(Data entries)
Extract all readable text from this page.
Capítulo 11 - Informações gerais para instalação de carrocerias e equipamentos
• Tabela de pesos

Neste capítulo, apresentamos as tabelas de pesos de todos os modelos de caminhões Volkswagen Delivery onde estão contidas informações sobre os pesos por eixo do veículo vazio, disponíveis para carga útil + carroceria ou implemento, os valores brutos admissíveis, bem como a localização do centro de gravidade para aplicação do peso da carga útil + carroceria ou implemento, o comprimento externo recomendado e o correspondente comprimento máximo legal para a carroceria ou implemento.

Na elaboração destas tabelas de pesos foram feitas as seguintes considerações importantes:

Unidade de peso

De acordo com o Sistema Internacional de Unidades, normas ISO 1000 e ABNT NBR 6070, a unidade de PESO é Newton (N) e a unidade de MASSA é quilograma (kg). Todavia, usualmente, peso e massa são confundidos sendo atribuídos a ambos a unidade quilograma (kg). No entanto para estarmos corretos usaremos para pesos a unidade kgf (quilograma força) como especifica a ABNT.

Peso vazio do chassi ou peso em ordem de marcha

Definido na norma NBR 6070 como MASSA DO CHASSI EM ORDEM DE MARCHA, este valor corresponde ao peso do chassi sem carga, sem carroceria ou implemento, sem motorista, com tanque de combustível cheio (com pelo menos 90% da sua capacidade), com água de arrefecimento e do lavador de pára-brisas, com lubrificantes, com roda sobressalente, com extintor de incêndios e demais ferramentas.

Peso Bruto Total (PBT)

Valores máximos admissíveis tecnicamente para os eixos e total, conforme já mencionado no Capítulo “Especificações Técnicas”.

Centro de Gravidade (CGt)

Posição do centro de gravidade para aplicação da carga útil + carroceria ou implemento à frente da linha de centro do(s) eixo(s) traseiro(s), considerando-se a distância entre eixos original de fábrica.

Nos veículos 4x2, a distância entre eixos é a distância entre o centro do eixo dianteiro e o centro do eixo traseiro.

Problem details =>
Copy out the whole listing exactly; please set it all down.

Task answer =>
Extract all readable text from this page.
Capítulo 11 - Informações gerais para instalação de carrocerias e equipamentos
• Tabela de pesos

Neste capítulo, apresentamos as tabelas de pesos de todos os modelos de caminhões Volkswagen Delivery onde estão contidas informações sobre os pesos por eixo do veículo vazio, disponíveis para carga útil + carroceria ou implemento, os valores brutos admissíveis, bem como a localização do centro de gravidade para aplicação do peso da carga útil + carroceria ou implemento, o comprimento externo recomendado e o correspondente comprimento máximo legal para a carroceria ou implemento.

Na elaboração destas tabelas de pesos foram feitas as seguintes considerações importantes:

Unidade de peso

De acordo com o Sistema Internacional de Unidades, normas ISO 1000 e ABNT NBR 6070, a unidade de PESO é Newton (N) e a unidade de MASSA é quilograma (kg). Todavia, usualmente, peso e massa são confundidos sendo atribuídos a ambos a unidade quilograma (kg). No entanto para estarmos corretos usaremos para pesos a unidade kgf (quilograma força) como especifica a ABNT.

Peso vazio do chassi ou peso em ordem de marcha

Definido na norma NBR 6070 como MASSA DO CHASSI EM ORDEM DE MARCHA, este valor corresponde ao peso do chassi sem carga, sem carroceria ou implemento, sem motorista, com tanque de combustível cheio (com pelo menos 90% da sua capacidade), com água de arrefecimento e do lavador de pára-brisas, com lubrificantes, com roda sobressalente, com extintor de incêndios e demais ferramentas.

Peso Bruto Total (PBT)

Valores máximos admissíveis tecnicamente para os eixos e total, conforme já mencionado no Capítulo “Especificações Técnicas”.

Centro de Gravidade (CGt)

Posição do centro de gravidade para aplicação da carga útil + carroceria ou implemento à frente da linha de centro do(s) eixo(s) traseiro(s), considerando-se a distância entre eixos original de fábrica.

Nos veículos 4x2, a distância entre eixos é a distância entre o centro do eixo dianteiro e o centro do eixo traseiro.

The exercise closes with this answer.